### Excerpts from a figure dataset
════════════════

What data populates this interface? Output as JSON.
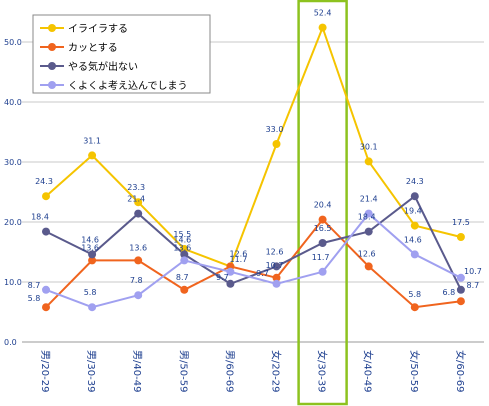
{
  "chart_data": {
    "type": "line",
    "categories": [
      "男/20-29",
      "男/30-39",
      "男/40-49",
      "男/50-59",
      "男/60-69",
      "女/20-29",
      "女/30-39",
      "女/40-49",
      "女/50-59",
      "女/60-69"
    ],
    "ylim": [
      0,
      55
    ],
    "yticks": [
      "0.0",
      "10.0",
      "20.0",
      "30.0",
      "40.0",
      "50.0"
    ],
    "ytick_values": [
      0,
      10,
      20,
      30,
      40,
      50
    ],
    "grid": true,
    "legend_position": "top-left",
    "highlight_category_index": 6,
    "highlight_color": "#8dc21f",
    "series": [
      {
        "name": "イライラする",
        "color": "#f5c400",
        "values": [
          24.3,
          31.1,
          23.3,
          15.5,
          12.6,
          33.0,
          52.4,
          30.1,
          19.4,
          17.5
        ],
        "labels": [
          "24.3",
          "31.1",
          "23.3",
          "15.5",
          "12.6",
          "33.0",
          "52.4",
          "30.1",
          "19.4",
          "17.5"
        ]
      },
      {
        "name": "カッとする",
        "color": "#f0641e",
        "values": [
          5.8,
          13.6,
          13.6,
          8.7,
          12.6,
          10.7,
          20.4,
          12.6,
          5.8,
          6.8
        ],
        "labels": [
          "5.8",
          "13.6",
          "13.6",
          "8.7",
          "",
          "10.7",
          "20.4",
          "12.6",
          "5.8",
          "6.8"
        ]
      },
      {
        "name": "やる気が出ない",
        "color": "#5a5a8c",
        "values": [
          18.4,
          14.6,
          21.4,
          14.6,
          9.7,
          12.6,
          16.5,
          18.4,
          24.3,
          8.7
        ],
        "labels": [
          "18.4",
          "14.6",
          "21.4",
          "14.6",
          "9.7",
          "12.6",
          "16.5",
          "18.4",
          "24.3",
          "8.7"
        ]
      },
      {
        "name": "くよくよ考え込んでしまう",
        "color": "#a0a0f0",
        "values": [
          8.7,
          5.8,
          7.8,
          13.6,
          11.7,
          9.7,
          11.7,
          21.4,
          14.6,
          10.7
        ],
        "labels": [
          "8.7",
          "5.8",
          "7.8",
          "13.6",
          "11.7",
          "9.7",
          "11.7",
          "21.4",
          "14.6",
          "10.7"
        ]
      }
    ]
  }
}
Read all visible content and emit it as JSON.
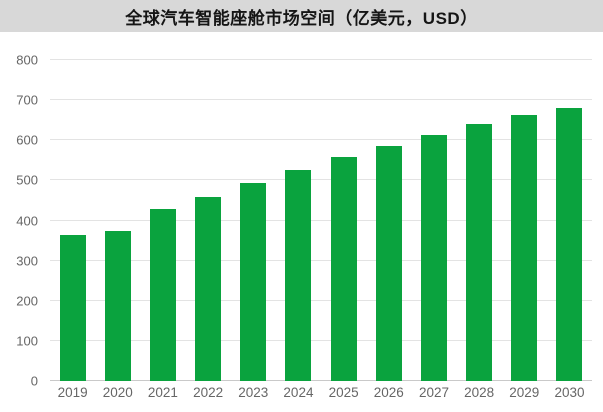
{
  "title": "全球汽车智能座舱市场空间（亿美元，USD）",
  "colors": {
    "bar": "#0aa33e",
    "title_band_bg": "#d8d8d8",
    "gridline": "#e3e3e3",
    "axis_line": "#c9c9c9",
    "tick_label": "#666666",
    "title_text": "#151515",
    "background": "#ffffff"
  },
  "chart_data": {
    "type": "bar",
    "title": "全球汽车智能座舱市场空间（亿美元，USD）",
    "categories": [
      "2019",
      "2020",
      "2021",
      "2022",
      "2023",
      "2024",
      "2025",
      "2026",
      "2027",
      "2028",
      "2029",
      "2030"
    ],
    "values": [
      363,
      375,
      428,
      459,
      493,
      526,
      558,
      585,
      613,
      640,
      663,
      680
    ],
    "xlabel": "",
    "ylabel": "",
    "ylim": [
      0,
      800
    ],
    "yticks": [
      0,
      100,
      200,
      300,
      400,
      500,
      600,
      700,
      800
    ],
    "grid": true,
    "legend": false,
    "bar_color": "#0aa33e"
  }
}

════════════════

### Exercise goal
Transcribe the records verbatim and omit the images.

### Written response
What data populates this interface? Output as JSON.
{
  "chart_data": {
    "type": "line",
    "categories": [
      "男/20-29",
      "男/30-39",
      "男/40-49",
      "男/50-59",
      "男/60-69",
      "女/20-29",
      "女/30-39",
      "女/40-49",
      "女/50-59",
      "女/60-69"
    ],
    "ylim": [
      0,
      55
    ],
    "yticks": [
      "0.0",
      "10.0",
      "20.0",
      "30.0",
      "40.0",
      "50.0"
    ],
    "ytick_values": [
      0,
      10,
      20,
      30,
      40,
      50
    ],
    "grid": true,
    "legend_position": "top-left",
    "highlight_category_index": 6,
    "highlight_color": "#8dc21f",
    "series": [
      {
        "name": "イライラする",
        "color": "#f5c400",
        "values": [
          24.3,
          31.1,
          23.3,
          15.5,
          12.6,
          33.0,
          52.4,
          30.1,
          19.4,
          17.5
        ],
        "labels": [
          "24.3",
          "31.1",
          "23.3",
          "15.5",
          "12.6",
          "33.0",
          "52.4",
          "30.1",
          "19.4",
          "17.5"
        ]
      },
      {
        "name": "カッとする",
        "color": "#f0641e",
        "values": [
          5.8,
          13.6,
          13.6,
          8.7,
          12.6,
          10.7,
          20.4,
          12.6,
          5.8,
          6.8
        ],
        "labels": [
          "5.8",
          "13.6",
          "13.6",
          "8.7",
          "",
          "10.7",
          "20.4",
          "12.6",
          "5.8",
          "6.8"
        ]
      },
      {
        "name": "やる気が出ない",
        "color": "#5a5a8c",
        "values": [
          18.4,
          14.6,
          21.4,
          14.6,
          9.7,
          12.6,
          16.5,
          18.4,
          24.3,
          8.7
        ],
        "labels": [
          "18.4",
          "14.6",
          "21.4",
          "14.6",
          "9.7",
          "12.6",
          "16.5",
          "18.4",
          "24.3",
          "8.7"
        ]
      },
      {
        "name": "くよくよ考え込んでしまう",
        "color": "#a0a0f0",
        "values": [
          8.7,
          5.8,
          7.8,
          13.6,
          11.7,
          9.7,
          11.7,
          21.4,
          14.6,
          10.7
        ],
        "labels": [
          "8.7",
          "5.8",
          "7.8",
          "13.6",
          "11.7",
          "9.7",
          "11.7",
          "21.4",
          "14.6",
          "10.7"
        ]
      }
    ]
  }
}
Read all visible content and emit it as JSON.
{
  "title": "全球汽车智能座舱市场空间（亿美元，USD）",
  "colors": {
    "bar": "#0aa33e",
    "title_band_bg": "#d8d8d8",
    "gridline": "#e3e3e3",
    "axis_line": "#c9c9c9",
    "tick_label": "#666666",
    "title_text": "#151515",
    "background": "#ffffff"
  },
  "chart_data": {
    "type": "bar",
    "title": "全球汽车智能座舱市场空间（亿美元，USD）",
    "categories": [
      "2019",
      "2020",
      "2021",
      "2022",
      "2023",
      "2024",
      "2025",
      "2026",
      "2027",
      "2028",
      "2029",
      "2030"
    ],
    "values": [
      363,
      375,
      428,
      459,
      493,
      526,
      558,
      585,
      613,
      640,
      663,
      680
    ],
    "xlabel": "",
    "ylabel": "",
    "ylim": [
      0,
      800
    ],
    "yticks": [
      0,
      100,
      200,
      300,
      400,
      500,
      600,
      700,
      800
    ],
    "grid": true,
    "legend": false,
    "bar_color": "#0aa33e"
  }
}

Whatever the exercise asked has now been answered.